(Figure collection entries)

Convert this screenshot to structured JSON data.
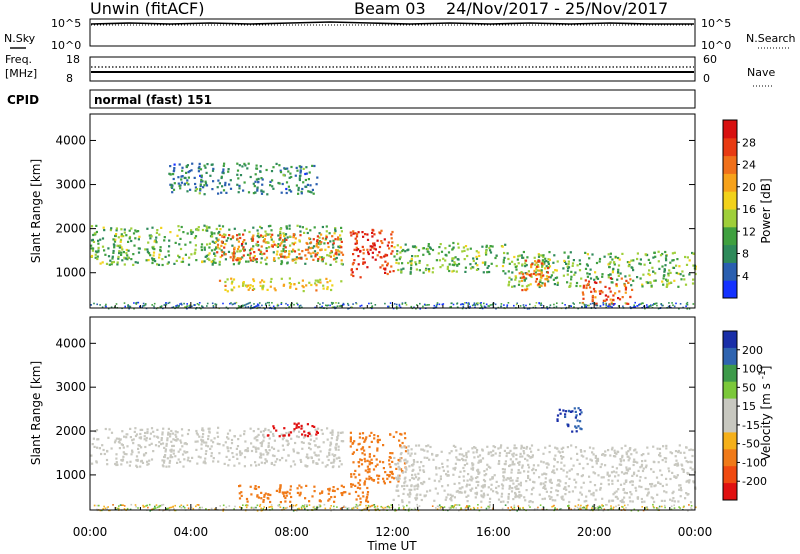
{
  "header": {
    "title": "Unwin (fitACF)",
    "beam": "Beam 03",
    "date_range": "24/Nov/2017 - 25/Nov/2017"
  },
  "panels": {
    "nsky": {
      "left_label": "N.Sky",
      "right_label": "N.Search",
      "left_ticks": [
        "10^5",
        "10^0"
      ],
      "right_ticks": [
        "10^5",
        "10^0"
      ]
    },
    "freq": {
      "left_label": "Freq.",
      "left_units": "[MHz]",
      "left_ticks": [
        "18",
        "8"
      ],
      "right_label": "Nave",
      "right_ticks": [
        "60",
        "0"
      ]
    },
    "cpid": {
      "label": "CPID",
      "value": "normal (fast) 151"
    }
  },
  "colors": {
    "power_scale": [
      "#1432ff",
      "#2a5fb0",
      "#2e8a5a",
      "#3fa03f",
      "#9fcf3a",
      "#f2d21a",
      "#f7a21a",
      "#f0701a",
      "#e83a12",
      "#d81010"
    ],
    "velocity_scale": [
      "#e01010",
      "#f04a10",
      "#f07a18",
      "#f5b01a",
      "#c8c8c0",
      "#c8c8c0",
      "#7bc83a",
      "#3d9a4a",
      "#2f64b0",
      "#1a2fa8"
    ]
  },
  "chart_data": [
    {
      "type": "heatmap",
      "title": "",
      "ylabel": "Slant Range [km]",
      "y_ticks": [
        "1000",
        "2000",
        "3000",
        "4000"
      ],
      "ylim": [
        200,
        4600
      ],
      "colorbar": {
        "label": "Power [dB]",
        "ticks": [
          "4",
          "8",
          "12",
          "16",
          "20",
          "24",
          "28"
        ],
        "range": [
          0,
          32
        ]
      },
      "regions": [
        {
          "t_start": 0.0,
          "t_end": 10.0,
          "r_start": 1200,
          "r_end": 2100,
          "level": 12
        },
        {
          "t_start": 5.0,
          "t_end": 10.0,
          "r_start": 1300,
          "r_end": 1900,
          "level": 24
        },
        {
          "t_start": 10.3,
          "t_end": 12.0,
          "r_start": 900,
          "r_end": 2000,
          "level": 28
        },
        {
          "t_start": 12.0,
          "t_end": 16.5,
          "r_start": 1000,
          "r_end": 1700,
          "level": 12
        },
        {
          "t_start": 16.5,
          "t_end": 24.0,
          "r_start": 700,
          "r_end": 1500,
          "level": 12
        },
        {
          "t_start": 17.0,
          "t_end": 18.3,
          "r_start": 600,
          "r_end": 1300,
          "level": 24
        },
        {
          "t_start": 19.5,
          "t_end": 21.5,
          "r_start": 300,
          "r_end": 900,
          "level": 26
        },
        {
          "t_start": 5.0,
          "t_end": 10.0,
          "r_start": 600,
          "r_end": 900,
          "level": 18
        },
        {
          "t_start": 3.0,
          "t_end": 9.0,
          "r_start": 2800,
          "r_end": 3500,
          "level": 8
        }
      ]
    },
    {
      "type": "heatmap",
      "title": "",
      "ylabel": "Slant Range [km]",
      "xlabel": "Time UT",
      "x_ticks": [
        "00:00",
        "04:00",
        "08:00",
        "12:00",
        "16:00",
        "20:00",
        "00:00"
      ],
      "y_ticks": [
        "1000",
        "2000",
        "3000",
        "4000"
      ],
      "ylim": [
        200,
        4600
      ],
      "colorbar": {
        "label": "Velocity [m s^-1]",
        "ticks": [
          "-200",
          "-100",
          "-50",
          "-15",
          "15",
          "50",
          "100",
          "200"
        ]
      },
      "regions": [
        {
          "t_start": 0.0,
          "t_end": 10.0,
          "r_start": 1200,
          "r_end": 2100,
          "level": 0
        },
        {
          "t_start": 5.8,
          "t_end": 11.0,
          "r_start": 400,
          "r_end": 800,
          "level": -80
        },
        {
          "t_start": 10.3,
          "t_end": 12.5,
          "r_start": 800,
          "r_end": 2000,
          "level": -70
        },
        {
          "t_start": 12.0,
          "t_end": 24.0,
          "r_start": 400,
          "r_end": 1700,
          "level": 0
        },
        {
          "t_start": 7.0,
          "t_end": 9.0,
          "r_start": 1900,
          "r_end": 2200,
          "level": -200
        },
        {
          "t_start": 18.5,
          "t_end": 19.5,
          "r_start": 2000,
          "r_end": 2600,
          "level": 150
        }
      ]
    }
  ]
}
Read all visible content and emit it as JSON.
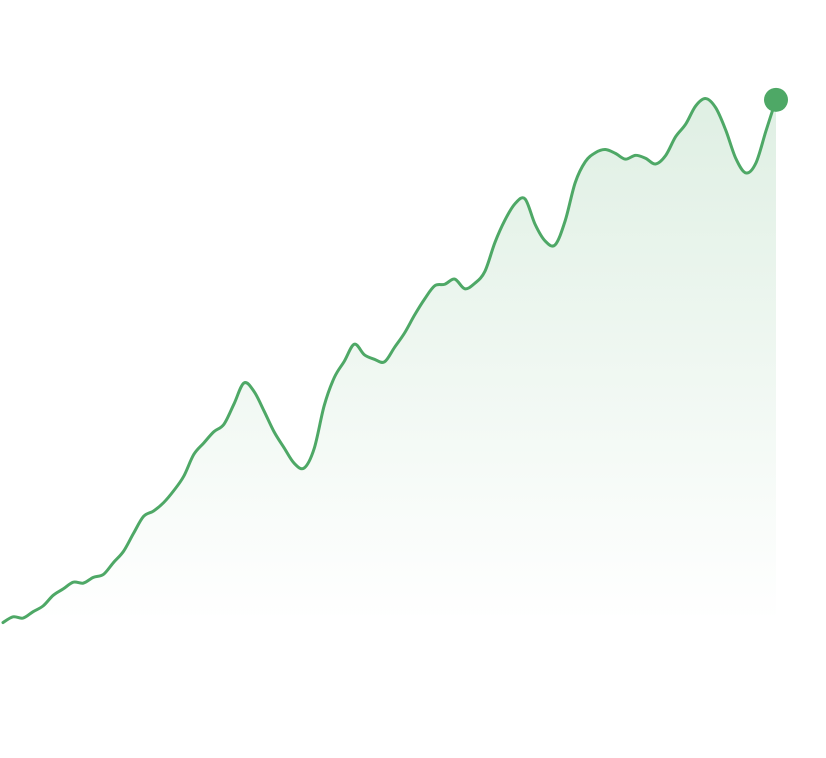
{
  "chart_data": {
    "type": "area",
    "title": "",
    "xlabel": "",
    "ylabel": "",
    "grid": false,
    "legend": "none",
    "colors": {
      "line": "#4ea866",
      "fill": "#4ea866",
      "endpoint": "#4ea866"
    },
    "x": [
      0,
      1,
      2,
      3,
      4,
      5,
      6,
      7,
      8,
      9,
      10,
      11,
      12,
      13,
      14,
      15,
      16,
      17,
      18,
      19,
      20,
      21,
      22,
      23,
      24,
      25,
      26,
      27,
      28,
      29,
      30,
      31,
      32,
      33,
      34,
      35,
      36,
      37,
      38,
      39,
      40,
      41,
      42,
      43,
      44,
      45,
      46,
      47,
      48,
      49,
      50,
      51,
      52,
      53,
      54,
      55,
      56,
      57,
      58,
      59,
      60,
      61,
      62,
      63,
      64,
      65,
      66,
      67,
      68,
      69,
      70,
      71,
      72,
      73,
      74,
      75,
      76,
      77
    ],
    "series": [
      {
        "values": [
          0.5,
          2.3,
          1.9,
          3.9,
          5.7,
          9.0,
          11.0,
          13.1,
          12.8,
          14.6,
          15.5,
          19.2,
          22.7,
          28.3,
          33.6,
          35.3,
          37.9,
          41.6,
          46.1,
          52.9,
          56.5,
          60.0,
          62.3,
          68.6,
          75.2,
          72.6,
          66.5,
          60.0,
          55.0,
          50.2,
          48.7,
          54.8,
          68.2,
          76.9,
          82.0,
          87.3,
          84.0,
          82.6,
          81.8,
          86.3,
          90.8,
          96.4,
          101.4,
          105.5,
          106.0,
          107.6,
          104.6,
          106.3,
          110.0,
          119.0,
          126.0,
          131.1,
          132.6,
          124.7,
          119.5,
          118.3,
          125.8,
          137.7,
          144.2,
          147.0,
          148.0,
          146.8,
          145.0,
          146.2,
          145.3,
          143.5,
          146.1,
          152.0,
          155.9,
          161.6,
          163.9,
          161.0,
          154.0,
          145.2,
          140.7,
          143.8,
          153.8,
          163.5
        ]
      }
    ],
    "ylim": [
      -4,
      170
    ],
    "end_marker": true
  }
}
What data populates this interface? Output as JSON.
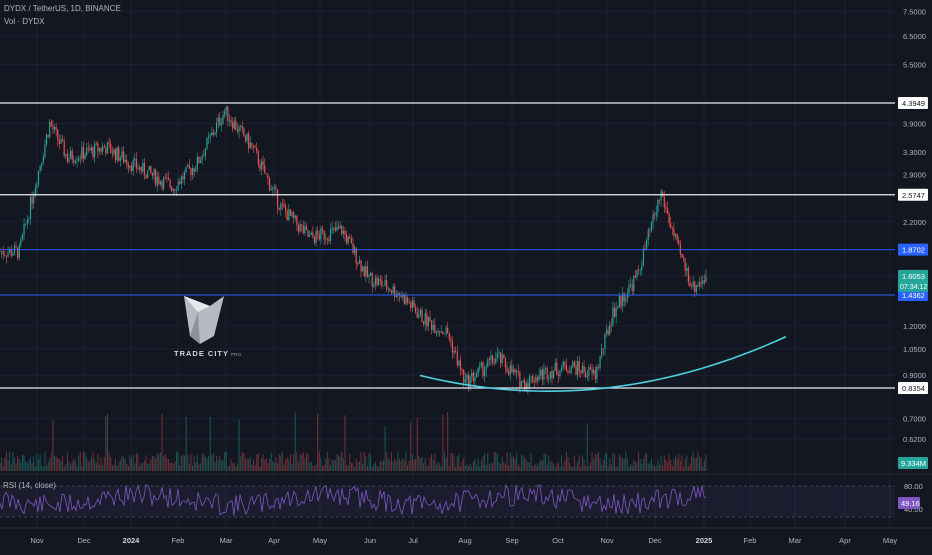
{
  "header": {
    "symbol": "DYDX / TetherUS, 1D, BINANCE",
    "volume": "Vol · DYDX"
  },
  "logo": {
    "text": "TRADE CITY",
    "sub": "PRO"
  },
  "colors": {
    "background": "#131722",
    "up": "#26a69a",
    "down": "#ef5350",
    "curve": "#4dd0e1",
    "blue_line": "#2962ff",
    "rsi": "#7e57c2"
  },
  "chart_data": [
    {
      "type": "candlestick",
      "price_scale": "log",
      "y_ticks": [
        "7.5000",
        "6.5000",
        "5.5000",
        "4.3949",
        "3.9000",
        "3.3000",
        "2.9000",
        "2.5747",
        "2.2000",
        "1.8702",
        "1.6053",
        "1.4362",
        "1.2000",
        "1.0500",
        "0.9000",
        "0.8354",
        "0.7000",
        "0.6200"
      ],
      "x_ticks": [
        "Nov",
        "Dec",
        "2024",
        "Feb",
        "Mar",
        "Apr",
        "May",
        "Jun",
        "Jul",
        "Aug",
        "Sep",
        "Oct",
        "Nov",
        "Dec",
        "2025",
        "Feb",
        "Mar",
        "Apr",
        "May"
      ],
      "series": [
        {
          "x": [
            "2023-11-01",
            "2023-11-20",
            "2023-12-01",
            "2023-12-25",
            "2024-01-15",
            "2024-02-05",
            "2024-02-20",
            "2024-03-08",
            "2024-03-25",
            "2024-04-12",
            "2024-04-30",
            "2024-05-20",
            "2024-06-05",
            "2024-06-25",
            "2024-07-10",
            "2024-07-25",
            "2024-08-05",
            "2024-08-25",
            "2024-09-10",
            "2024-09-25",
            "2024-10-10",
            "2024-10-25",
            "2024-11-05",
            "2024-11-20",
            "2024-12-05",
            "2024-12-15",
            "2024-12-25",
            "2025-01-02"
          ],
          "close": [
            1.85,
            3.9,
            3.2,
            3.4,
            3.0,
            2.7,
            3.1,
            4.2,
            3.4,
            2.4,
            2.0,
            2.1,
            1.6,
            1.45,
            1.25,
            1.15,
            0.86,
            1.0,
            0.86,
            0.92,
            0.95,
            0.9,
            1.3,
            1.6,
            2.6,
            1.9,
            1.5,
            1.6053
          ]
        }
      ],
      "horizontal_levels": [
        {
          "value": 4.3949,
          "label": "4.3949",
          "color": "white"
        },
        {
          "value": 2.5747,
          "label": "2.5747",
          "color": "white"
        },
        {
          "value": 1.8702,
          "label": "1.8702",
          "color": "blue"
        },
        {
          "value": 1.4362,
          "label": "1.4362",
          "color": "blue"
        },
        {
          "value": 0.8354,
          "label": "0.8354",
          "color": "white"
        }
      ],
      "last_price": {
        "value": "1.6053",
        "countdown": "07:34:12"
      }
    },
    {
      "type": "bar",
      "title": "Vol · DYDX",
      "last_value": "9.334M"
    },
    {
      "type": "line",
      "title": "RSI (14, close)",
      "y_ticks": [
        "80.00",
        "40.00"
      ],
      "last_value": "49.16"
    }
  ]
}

→ **WRITTEN INSTRUCTION**
The answer is a single number, the count of lines in the records that contain the string "type".

→ **OUTPUT OF THE TASK**
6